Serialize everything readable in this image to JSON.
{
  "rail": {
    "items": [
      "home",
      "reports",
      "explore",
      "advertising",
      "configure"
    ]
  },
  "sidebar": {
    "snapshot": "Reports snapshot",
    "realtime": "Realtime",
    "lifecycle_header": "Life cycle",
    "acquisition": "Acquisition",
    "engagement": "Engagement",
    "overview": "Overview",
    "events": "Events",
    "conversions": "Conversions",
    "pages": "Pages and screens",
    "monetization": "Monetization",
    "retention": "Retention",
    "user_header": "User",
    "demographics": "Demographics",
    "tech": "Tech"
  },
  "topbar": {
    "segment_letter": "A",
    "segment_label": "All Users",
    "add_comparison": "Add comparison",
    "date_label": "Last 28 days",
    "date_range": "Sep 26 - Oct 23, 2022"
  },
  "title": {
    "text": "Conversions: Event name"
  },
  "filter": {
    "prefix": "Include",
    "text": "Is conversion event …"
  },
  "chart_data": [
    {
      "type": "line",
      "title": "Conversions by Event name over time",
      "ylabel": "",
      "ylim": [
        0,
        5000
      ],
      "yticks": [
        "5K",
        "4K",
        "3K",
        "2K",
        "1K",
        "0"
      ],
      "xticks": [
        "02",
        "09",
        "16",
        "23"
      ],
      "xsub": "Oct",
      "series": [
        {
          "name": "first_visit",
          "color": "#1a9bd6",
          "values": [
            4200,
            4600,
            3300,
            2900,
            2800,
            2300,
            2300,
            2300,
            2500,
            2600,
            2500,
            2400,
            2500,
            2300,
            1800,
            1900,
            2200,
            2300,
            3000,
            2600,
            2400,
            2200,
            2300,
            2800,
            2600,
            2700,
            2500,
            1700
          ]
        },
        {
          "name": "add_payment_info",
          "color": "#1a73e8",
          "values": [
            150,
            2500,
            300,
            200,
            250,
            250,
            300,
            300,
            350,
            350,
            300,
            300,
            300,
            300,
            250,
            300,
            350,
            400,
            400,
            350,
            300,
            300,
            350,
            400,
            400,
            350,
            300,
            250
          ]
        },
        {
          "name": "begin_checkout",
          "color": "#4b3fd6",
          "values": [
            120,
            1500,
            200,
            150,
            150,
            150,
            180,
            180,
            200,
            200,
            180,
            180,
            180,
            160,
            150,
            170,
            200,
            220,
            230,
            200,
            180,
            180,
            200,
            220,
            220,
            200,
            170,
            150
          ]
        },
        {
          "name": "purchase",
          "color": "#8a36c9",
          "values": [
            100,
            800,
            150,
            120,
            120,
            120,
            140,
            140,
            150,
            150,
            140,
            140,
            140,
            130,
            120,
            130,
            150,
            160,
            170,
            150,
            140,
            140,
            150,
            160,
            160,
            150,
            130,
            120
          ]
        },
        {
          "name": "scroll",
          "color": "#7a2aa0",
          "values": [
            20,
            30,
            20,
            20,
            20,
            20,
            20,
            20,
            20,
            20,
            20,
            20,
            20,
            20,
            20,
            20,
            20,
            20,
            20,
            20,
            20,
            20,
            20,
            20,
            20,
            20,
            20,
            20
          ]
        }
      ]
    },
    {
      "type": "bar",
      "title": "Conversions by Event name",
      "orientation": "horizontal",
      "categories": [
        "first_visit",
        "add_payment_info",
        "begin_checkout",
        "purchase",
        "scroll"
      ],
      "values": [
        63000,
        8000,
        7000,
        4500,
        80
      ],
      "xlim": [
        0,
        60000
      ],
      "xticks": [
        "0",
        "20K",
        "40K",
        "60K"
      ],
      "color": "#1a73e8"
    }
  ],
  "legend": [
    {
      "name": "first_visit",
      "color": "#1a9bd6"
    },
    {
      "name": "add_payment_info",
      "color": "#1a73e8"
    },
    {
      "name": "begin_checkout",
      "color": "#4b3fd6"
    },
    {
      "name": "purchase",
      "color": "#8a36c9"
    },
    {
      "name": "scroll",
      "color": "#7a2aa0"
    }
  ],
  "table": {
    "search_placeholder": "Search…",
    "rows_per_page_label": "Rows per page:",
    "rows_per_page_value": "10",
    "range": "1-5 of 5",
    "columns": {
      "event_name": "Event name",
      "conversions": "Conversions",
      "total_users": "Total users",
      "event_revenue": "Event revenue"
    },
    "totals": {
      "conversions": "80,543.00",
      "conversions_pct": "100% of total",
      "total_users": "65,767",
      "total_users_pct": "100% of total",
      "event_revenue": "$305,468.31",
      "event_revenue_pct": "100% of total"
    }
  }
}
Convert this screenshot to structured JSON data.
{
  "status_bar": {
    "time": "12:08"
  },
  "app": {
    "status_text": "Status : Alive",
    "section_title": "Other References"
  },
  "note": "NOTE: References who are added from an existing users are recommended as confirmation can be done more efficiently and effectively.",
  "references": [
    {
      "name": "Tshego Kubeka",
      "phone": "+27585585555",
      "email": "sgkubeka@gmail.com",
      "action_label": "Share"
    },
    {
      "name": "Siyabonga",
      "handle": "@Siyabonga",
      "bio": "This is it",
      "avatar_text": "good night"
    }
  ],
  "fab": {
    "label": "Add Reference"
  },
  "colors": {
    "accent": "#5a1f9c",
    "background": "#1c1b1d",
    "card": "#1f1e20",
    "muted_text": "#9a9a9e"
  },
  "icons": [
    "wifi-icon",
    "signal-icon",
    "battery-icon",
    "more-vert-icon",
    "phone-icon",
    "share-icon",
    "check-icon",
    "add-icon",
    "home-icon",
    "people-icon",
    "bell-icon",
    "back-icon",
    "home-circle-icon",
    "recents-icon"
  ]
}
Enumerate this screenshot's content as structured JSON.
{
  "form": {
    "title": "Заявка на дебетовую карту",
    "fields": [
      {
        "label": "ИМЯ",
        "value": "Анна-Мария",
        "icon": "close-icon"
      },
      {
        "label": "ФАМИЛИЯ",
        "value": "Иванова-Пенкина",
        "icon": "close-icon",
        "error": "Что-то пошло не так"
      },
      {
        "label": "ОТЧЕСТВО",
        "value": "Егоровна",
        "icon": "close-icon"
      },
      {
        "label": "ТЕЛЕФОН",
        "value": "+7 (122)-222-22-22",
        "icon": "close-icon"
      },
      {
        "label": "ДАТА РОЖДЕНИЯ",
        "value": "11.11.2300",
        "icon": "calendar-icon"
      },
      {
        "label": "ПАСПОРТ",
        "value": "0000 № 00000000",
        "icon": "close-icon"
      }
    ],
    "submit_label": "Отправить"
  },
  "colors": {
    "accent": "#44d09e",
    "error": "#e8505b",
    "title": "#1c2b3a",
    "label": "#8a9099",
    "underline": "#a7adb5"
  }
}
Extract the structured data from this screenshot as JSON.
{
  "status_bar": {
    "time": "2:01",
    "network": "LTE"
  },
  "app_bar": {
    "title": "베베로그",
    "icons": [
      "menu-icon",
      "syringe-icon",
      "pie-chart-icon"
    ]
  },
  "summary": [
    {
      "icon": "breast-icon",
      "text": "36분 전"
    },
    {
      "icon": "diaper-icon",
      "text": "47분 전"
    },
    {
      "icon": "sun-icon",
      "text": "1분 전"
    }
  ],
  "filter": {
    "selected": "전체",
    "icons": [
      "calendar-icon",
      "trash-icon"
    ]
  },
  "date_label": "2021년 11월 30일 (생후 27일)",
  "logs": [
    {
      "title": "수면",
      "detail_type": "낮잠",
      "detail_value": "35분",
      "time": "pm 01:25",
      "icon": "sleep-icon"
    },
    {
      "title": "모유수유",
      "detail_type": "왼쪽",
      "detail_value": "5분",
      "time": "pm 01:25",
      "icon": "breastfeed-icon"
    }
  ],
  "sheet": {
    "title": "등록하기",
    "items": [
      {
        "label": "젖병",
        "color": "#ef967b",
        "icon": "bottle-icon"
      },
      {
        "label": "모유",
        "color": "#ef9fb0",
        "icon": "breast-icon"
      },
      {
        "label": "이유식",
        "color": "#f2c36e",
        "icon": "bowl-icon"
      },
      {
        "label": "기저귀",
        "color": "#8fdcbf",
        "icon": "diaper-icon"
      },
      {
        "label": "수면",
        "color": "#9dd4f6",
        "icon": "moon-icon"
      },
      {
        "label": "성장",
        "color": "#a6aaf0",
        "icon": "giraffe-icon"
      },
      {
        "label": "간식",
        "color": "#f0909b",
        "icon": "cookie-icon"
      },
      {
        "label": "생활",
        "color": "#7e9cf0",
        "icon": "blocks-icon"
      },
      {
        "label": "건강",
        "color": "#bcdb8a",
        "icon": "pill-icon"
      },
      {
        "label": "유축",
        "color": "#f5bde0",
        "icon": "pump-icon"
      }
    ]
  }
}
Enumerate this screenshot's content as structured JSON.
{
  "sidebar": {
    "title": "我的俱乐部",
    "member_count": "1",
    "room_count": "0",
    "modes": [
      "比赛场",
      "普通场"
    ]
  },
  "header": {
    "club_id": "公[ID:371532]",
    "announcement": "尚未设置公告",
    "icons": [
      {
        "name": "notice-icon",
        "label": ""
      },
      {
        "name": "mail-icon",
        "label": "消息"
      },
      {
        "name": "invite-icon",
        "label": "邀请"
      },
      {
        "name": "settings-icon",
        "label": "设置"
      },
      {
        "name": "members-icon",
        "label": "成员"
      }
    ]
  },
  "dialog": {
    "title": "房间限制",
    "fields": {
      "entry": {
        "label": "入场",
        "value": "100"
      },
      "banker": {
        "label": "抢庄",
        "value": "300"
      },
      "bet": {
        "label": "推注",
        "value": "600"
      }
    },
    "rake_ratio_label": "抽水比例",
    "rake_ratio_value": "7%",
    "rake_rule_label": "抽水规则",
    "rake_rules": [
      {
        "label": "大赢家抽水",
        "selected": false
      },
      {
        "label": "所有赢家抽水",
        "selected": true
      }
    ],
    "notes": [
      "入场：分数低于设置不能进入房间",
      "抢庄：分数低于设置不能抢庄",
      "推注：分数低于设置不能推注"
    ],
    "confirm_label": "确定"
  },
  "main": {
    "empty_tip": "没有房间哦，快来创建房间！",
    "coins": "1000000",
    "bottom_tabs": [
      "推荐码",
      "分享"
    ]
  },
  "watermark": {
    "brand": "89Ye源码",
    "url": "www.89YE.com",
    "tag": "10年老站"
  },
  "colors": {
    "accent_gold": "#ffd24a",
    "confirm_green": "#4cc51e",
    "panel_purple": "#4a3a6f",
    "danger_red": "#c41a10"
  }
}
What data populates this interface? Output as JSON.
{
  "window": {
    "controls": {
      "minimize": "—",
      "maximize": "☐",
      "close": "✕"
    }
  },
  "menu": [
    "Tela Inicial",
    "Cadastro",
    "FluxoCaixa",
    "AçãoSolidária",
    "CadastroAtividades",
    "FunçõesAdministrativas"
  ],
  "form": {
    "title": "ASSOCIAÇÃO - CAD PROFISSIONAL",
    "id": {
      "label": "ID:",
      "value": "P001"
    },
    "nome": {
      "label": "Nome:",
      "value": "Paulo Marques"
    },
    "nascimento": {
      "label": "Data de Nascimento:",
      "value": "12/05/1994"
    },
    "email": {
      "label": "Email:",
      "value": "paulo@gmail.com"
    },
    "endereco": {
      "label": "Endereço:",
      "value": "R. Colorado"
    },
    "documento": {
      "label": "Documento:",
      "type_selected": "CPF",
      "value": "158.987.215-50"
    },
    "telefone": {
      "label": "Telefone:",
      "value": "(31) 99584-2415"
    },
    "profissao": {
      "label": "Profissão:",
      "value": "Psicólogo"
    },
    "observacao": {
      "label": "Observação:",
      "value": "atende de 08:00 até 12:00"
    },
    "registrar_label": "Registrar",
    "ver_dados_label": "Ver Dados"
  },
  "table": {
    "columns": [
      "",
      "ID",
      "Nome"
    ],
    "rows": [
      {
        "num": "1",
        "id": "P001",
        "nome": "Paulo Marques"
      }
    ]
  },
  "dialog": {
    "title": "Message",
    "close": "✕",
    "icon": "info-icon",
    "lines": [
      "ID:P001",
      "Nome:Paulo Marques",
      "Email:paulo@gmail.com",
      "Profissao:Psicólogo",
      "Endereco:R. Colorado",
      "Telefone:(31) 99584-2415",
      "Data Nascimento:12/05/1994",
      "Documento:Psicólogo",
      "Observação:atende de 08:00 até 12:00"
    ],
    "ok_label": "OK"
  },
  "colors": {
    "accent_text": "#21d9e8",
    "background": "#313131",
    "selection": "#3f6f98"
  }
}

=== Required task ===
Copy every line of the records above that holds the word "atende".

=== Answer to this exercise ===
      "value": "atende de 08:00 até 12:00"
      "Observação:atende de 08:00 até 12:00"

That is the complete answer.